WHAT NEEDS TO BE DONE: Find and return each line containing "elephants".

========================================================================

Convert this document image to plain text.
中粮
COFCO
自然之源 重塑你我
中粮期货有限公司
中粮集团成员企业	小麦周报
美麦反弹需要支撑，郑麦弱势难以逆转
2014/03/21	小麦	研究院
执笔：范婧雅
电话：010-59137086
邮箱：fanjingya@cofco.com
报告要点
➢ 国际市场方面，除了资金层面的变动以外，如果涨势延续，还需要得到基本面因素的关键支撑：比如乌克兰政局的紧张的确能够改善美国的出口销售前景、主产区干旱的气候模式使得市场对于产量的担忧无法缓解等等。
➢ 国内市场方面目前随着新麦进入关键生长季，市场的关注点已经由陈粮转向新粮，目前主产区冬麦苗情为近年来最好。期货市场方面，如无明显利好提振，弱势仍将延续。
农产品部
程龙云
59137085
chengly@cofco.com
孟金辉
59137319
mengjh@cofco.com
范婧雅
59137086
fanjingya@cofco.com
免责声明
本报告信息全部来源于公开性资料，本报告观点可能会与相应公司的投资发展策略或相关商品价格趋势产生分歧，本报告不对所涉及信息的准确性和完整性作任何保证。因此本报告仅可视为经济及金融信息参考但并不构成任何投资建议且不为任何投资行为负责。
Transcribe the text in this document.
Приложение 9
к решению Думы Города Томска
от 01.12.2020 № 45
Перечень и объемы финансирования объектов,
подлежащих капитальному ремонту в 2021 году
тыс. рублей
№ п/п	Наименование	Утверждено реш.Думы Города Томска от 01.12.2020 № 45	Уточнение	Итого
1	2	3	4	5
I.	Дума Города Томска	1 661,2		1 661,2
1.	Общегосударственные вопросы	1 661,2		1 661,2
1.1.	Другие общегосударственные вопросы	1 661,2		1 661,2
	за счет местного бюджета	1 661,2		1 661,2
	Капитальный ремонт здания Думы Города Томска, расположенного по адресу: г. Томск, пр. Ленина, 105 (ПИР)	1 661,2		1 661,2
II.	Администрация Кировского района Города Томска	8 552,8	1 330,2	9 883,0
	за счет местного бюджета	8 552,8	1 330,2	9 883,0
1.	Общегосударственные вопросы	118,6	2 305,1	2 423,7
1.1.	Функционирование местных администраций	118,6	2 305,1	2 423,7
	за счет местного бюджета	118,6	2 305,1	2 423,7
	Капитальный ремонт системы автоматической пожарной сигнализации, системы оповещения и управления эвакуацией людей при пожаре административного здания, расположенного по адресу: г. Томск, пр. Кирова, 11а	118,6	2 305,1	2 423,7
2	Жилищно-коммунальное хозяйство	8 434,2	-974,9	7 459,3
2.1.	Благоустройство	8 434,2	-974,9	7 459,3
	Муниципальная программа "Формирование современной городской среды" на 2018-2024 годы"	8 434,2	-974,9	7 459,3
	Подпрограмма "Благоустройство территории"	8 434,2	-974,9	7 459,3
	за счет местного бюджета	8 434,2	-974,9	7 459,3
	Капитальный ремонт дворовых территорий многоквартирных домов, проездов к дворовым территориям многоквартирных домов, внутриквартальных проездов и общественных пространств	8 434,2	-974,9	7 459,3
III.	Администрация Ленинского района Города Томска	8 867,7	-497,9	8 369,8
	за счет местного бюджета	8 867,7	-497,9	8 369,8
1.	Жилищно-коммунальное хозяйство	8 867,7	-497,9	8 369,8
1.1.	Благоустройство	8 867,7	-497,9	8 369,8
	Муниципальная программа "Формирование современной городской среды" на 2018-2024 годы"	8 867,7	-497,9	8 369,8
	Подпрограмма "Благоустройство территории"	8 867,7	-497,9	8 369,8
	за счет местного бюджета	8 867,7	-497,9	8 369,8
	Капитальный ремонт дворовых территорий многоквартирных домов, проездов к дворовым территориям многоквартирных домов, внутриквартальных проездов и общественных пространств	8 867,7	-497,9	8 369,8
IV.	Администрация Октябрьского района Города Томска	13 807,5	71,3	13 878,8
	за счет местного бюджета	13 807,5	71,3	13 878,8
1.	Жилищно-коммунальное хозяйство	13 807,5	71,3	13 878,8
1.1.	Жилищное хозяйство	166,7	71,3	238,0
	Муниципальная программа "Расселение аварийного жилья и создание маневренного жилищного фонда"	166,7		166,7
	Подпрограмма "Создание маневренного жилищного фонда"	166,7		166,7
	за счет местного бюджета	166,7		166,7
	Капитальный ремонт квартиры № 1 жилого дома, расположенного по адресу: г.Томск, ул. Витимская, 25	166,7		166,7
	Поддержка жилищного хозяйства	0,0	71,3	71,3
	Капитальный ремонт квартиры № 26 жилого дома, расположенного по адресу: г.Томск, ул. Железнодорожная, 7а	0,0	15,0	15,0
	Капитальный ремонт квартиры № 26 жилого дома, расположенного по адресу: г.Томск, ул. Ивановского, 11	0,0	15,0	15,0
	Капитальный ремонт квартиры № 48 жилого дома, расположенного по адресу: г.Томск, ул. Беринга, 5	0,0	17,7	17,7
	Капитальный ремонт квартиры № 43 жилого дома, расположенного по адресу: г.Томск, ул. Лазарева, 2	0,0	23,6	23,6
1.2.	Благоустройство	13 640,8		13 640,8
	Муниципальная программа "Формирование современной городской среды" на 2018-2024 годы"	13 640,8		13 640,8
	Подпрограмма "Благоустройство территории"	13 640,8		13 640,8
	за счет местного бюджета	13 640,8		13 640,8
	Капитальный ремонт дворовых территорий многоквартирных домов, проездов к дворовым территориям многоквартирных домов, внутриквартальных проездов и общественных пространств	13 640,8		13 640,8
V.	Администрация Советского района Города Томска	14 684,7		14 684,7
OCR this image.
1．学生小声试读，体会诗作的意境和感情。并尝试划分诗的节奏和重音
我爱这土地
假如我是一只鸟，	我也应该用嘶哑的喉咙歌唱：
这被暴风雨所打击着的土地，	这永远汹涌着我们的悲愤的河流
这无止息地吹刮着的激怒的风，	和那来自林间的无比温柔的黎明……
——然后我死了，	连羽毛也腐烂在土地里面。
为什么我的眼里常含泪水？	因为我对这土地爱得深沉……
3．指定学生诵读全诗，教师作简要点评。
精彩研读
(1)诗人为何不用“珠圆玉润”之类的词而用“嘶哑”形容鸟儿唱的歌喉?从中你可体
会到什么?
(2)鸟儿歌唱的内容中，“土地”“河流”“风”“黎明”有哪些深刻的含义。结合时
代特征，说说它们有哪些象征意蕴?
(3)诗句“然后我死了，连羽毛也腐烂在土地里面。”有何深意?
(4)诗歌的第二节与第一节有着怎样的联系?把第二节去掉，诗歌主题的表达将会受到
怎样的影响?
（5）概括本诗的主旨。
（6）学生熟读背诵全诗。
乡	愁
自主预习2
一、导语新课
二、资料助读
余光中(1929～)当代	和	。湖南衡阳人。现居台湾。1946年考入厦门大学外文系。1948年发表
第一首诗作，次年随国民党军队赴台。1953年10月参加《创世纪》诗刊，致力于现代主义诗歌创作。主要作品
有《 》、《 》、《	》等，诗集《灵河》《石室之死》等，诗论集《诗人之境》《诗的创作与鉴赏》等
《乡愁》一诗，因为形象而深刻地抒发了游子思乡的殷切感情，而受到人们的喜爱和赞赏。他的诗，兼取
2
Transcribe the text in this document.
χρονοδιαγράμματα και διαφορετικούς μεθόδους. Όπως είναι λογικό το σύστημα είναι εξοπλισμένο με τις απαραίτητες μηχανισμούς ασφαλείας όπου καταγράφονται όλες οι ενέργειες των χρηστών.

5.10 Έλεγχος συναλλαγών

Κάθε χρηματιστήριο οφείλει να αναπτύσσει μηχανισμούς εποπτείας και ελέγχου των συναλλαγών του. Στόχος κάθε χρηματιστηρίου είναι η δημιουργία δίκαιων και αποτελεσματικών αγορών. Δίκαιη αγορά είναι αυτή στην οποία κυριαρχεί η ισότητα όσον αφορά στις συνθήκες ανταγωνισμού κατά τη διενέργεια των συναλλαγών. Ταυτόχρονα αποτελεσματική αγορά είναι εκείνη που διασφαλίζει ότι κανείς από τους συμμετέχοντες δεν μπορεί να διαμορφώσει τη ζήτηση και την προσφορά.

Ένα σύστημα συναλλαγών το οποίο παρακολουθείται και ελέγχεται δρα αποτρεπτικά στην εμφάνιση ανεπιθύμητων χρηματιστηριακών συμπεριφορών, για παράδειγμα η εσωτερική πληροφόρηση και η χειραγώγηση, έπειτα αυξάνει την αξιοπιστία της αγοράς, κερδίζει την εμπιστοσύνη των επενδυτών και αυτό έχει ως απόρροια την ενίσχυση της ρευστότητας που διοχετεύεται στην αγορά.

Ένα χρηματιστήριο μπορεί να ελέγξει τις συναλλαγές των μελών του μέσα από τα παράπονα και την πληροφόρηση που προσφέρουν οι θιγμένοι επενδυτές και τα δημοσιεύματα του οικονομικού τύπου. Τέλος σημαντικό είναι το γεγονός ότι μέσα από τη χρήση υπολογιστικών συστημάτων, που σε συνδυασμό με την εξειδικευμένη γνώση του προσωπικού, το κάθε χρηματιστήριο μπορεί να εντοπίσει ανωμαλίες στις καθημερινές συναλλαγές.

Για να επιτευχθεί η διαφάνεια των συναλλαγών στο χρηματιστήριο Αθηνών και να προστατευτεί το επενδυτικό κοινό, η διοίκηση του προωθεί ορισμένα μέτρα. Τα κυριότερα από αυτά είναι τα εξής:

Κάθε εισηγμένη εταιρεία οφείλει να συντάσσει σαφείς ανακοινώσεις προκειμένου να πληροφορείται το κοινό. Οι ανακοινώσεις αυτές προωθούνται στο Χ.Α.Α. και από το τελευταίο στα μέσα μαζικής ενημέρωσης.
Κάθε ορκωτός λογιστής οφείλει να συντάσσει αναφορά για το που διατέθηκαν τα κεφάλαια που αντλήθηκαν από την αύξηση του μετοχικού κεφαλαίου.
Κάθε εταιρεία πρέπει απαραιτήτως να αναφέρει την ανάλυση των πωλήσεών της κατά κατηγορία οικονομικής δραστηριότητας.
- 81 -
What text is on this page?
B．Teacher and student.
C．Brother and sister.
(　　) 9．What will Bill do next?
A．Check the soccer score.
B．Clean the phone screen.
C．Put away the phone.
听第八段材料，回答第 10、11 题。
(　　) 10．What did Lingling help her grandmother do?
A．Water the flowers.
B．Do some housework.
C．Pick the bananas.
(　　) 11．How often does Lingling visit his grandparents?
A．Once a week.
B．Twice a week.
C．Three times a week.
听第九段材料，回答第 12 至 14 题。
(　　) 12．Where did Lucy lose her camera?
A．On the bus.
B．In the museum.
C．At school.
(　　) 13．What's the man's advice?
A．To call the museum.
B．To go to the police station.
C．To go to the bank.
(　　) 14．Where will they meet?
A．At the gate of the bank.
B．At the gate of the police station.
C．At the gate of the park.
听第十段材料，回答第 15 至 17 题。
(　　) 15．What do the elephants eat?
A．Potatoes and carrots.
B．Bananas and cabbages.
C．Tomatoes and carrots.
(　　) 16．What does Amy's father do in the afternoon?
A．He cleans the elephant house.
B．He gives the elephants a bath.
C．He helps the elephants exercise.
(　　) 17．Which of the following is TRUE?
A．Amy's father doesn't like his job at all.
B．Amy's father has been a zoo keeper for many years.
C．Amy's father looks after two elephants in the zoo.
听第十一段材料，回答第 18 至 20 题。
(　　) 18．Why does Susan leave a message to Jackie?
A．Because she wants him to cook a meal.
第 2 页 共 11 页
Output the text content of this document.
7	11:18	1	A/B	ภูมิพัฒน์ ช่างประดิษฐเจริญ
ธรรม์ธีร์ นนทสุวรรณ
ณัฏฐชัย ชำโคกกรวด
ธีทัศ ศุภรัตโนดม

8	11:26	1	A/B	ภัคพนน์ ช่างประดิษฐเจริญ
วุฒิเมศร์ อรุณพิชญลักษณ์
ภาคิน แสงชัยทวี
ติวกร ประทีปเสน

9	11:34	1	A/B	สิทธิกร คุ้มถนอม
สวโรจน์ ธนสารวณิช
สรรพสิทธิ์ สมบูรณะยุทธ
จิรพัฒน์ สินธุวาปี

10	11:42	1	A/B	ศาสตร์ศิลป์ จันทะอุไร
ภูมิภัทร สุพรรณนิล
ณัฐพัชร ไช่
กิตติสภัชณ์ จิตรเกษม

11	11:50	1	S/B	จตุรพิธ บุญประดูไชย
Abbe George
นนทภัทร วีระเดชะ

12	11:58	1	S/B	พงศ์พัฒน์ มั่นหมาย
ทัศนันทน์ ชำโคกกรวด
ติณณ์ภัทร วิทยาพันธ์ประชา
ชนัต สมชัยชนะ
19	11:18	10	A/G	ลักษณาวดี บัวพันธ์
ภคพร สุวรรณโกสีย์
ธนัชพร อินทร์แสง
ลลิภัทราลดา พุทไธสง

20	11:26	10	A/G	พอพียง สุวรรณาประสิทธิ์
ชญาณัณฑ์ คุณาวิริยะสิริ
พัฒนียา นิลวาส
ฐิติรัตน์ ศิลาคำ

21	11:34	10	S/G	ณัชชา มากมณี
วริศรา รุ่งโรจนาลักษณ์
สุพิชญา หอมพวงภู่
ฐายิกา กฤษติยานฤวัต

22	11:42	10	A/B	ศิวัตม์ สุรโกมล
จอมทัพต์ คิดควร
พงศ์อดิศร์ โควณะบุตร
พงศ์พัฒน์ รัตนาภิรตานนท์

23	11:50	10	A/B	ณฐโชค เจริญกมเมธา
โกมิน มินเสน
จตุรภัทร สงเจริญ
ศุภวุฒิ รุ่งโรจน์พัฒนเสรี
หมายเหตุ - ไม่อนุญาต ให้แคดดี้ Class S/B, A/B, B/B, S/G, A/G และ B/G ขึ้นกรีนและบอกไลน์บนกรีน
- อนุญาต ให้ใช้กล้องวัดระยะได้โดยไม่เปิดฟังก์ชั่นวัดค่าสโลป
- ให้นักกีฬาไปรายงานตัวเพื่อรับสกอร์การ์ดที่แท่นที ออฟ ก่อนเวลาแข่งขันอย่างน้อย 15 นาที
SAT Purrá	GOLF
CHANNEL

========================================================================

SOLUTION BELOW:
(　　) 15．What do the elephants eat?
B．He gives the elephants a bath.
C．He helps the elephants exercise.
C．Amy's father looks after two elephants in the zoo.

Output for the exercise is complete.